Text to read
━━━━━━━━
The Holy Gospel of Our Lord Jesus Christ according to Mark (3:20-35)
The crowd came together again, so that Jesus and his disciples could not even eat. When his family heard it, they went out to restrain him, for people were saying, “He has gone out of his mind.” And the scribes who came down from Jerusalem said, “He has Beelzebul, and by the ruler of the demons he casts out demons.” And he called them to him, and spoke to them in parables, “How can Satan cast out Satan? If a kingdom is divided against itself, that kingdom cannot stand. And if a house is divided against itself, that house will not be able to stand. And if Satan has risen up against himself and is divided, he cannot stand, but his end has come. But no one can enter a strong man’s house and plunder his property without first tying up the strong man; then indeed the house can be plundered. Truly I tell you, people will be forgiven for their sins and whatever blasphemies they utter; but whoever blasphemes against the Holy Spirit can never have forgiveness, but is guilty of an eternal sin”—for they had said, “He has an unclean spirit.” Then his mother and his brothers came; and standing outside, they sent to him and called him. A crowd was sitting around him; and they said to him, “Your mother and your brothers and sisters are outside, asking for you.” And he replied, “Who are my mother and my brothers?” And looking at those who sat around him, he said, “Here are my mother and my brothers! Whoever does the will of God is my brother and sister and mother.”
by the Rev. Michael Kreutzer
Last week, we celebrated Trinity Sunday. Today, we begin the rest of the time after Pentecost: the “long green season.” While we won’t be celebrating any special feast days for a while, these weeks are still an important time for us to gather to listen to and reflect on the word of God and to be renewed together in our weekly celebration of the Holy Eucharist.
Our first readings, at least for the summer months, are excerpts from the books of Samuel and Kings; and they relate, for better and for worse, Israel’s experience with kings. Among the issues that they address is the relationship between God and king: dealing in many situations with differences and conflicts between the interests and concerns of God, on the one hand, and the interests and concerns of the nation, on the other.
━━━━━━━━
Information given

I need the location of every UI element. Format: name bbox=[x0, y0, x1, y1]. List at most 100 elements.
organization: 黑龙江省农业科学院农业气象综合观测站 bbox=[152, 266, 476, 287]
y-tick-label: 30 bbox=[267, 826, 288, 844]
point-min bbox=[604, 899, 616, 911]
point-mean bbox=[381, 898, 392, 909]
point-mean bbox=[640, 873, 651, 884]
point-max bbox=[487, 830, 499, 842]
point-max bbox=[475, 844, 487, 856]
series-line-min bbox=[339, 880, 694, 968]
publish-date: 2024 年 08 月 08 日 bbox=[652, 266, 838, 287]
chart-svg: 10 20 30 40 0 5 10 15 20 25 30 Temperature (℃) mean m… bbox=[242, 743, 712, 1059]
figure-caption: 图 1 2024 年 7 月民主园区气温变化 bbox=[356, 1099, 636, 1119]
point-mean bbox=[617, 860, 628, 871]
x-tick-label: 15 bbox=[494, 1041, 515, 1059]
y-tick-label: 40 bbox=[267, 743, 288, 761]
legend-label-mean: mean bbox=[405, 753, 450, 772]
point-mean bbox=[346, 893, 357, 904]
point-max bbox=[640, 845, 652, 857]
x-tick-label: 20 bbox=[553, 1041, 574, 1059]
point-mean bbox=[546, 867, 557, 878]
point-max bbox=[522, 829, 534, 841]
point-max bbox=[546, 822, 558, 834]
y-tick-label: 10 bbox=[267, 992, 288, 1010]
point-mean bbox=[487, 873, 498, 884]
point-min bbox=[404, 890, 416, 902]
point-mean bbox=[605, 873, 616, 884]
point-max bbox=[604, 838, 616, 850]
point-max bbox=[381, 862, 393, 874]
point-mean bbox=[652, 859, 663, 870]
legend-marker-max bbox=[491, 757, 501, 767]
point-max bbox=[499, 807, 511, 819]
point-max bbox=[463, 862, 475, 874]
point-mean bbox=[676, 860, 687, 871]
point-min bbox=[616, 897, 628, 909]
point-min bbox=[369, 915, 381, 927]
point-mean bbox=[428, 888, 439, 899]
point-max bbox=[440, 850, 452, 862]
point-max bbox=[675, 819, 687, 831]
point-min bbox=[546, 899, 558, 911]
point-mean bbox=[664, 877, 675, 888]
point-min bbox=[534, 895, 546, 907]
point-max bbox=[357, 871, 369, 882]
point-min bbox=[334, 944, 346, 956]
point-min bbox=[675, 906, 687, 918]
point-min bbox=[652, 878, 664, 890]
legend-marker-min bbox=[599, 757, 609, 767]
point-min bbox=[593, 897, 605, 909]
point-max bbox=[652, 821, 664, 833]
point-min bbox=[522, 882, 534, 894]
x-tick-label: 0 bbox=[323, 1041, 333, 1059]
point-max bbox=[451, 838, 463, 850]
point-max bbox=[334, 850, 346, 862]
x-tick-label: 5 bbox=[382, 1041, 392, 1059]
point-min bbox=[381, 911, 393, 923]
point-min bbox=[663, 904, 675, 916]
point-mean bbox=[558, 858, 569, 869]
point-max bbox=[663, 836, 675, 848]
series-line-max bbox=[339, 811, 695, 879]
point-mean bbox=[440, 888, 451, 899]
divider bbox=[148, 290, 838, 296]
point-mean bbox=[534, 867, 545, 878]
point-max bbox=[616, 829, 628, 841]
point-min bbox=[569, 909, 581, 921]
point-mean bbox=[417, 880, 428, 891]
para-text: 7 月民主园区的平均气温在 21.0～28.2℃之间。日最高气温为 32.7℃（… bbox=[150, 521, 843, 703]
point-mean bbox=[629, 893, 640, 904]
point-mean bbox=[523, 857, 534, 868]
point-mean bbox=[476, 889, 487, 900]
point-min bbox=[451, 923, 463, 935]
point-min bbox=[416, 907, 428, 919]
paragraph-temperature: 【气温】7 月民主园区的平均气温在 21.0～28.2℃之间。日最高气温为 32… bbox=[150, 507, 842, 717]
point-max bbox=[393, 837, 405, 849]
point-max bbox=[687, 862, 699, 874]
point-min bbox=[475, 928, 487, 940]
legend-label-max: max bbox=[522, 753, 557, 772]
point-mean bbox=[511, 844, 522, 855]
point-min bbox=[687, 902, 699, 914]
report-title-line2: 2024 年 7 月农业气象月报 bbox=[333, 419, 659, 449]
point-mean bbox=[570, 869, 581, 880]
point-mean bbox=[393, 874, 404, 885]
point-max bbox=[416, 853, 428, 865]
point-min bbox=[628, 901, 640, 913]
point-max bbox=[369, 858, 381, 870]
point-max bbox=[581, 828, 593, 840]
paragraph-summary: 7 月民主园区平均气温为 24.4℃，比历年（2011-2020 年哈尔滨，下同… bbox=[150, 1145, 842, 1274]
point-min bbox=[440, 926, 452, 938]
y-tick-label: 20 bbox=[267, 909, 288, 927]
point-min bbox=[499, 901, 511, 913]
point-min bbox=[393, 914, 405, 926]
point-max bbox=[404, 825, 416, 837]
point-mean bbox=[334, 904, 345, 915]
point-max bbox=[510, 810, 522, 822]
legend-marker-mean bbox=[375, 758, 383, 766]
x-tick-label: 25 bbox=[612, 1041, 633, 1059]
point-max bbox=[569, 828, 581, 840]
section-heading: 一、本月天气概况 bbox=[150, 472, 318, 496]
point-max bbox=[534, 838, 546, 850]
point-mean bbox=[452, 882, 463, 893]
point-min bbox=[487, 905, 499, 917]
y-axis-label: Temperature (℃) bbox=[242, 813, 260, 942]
━━━━━━━━
Goal 1
Copy the records verbatim, starting at their first line and stopping after the line that contains "point-mean bbox=[346, 893, 357, 904]".
Goal 2
Continue the sermon on Mark 3:20-35 from its last sentence.

Reply 1
I need the location of every UI element. Format: name bbox=[x0, y0, x1, y1]. List at most 100 elements.
organization: 黑龙江省农业科学院农业气象综合观测站 bbox=[152, 266, 476, 287]
y-tick-label: 30 bbox=[267, 826, 288, 844]
point-min bbox=[604, 899, 616, 911]
point-mean bbox=[381, 898, 392, 909]
point-mean bbox=[640, 873, 651, 884]
point-max bbox=[487, 830, 499, 842]
point-max bbox=[475, 844, 487, 856]
series-line-min bbox=[339, 880, 694, 968]
publish-date: 2024 年 08 月 08 日 bbox=[652, 266, 838, 287]
chart-svg: 10 20 30 40 0 5 10 15 20 25 30 Temperature (℃) mean m… bbox=[242, 743, 712, 1059]
figure-caption: 图 1 2024 年 7 月民主园区气温变化 bbox=[356, 1099, 636, 1119]
point-mean bbox=[617, 860, 628, 871]
x-tick-label: 15 bbox=[494, 1041, 515, 1059]
y-tick-label: 40 bbox=[267, 743, 288, 761]
legend-label-mean: mean bbox=[405, 753, 450, 772]
point-mean bbox=[346, 893, 357, 904]

Reply 2
From the beginning, it is obvious that there are going to be serious problems. In the passage that we heard today, the elders of Israel come to Samuel and demand that he appoint for them a king so that they can be “like other nations.” Our translation says that Samuel was “displeased” by this request, but the context indicates that he was more than just displeased. He was angry and gravely disappointed that they had come to such a point. There were two main reasons for that.
First of all, God had not chosen Israel to be “like other nations”: God already had plenty of “other nations.” God had chosen Israel to be different and to live differently from the rest. God had chosen Israel to be a nation that was an example and a light to everyone else: a nation with higher standards, a nation in which all people lived in accordance with God’s law, the Torah, and in which the needs of all were the central concern, not the wealth or privilege of the few. In demanding a human king and choosing to be like other nations, the elders of the people were essentially abandoning that vision.
Notice that those who insisted on changing the relationship between God and God’s people were not a group of young people turning to new ways. They were the elders of the people: those who thought of themselves as the ones protecting the tradition, even though, in reality, their actions betrayed the genuine tradition.
The second reason that Samuel opposed the elders’ call for a king was the fact that Israel already had a king: Yahweh was their king. In calling for a human king, the elders were abandoning that fundamental principle of the people’s identity. Samuel knew that; and, at first, he interpreted their request as a sign that he had somehow failed in his mission. But in our reading, God tries to console him by explaining, “They have not rejected you, but they have rejected me from being king over them.” The elders were clearly choosing security, in the end a false security, over the freedom that God had given them. They were choosing loyalty to a human king, and to the demands that he would make of them, over loyalty to their divine king who had brought them out of Egypt, made them a people, and guided them during the past two hundred years.
Samuel tried to warn them about the implications of their decision. In our reading, he lays out a long list of the prerogatives of a king and of all that a human king would take from them. And, saving his most powerful line for last, Samuel concludes his list by declaring bluntly, “and you shall be his slaves.” For a people whose very identity was inseparably tied to God’s great work in freeing them from slavery in Egypt, this statement alone should have stopped them in their tracks; but obviously, it did not.
Over and over again throughout history, Jews and Christians alike have forgotten the message of Samuel, ultimately the message of God. They have watered down or abandoned the fundamental principle that God alone is king and that God’s word and God’s work take priority over all other rulers and nations and over all other demands. They have longed to be like other people and have tried to put their nations on a par with God.
When Constantine granted legal status to the Christian religion, it was not long before Christians began to equate the concerns of God with the concerns of the Roman Empire. Being faithful to God required people to be faithful to and supportive of the Emperor and the Empire. They managed to convince themselves that the values of the Empire and the values of God were essentially the same, even though that was far from the truth.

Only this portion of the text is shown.